══ Record excerpts

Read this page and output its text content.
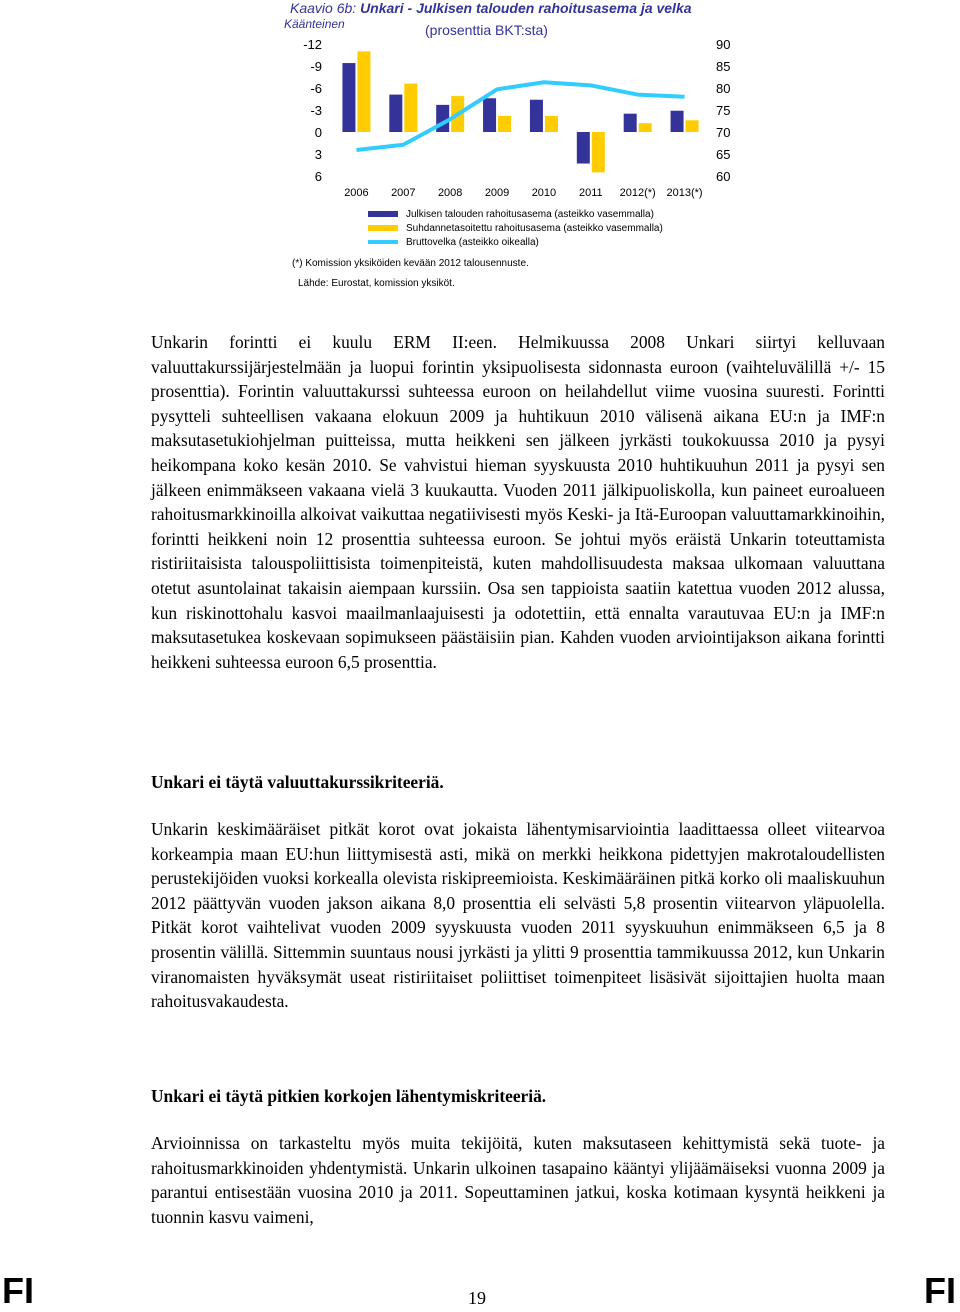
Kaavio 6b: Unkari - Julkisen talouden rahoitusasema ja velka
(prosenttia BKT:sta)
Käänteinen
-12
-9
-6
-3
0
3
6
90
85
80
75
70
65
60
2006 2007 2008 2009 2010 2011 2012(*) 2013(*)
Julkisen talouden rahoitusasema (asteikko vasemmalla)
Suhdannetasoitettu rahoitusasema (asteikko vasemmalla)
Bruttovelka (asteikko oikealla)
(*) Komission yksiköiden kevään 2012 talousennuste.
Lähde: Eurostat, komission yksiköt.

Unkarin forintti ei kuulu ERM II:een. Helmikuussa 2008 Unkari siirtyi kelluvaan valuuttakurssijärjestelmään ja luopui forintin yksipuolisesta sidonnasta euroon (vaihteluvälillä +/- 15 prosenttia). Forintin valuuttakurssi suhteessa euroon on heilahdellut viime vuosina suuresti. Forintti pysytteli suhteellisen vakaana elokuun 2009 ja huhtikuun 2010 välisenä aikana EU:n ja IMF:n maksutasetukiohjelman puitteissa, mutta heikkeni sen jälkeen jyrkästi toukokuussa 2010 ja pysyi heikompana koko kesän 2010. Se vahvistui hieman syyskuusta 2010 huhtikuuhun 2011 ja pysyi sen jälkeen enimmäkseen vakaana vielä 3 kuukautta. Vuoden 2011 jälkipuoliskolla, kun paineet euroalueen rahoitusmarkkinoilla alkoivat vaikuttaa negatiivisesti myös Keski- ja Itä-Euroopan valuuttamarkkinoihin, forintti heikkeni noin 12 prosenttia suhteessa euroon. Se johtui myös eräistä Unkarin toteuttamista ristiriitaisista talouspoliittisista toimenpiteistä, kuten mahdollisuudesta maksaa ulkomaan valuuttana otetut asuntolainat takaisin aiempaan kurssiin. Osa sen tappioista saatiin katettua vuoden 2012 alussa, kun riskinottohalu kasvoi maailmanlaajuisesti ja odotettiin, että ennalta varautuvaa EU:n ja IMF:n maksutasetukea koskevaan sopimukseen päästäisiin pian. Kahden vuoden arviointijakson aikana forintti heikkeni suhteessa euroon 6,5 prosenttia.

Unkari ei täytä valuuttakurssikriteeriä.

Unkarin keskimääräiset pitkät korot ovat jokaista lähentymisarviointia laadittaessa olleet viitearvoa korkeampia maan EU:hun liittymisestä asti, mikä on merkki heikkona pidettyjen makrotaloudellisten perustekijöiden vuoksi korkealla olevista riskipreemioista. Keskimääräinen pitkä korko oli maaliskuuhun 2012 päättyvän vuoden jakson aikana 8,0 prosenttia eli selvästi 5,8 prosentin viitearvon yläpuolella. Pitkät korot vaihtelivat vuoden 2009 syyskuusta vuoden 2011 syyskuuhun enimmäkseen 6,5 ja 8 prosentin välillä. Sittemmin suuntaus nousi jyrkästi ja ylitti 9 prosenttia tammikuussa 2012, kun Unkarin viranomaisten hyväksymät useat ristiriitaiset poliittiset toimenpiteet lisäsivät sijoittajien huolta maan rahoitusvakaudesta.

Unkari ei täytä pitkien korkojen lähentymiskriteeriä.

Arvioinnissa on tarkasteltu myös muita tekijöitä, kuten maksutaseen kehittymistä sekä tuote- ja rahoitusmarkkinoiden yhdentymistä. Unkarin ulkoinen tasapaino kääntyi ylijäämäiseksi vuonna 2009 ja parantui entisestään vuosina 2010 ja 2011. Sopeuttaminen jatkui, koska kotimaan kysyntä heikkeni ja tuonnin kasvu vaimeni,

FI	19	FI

════

** Your task **
Copy out each line in the preceding records that contains "vasemmalla".

** Response for this exercise **
Julkisen talouden rahoitusasema (asteikko vasemmalla)
Suhdannetasoitettu rahoitusasema (asteikko vasemmalla)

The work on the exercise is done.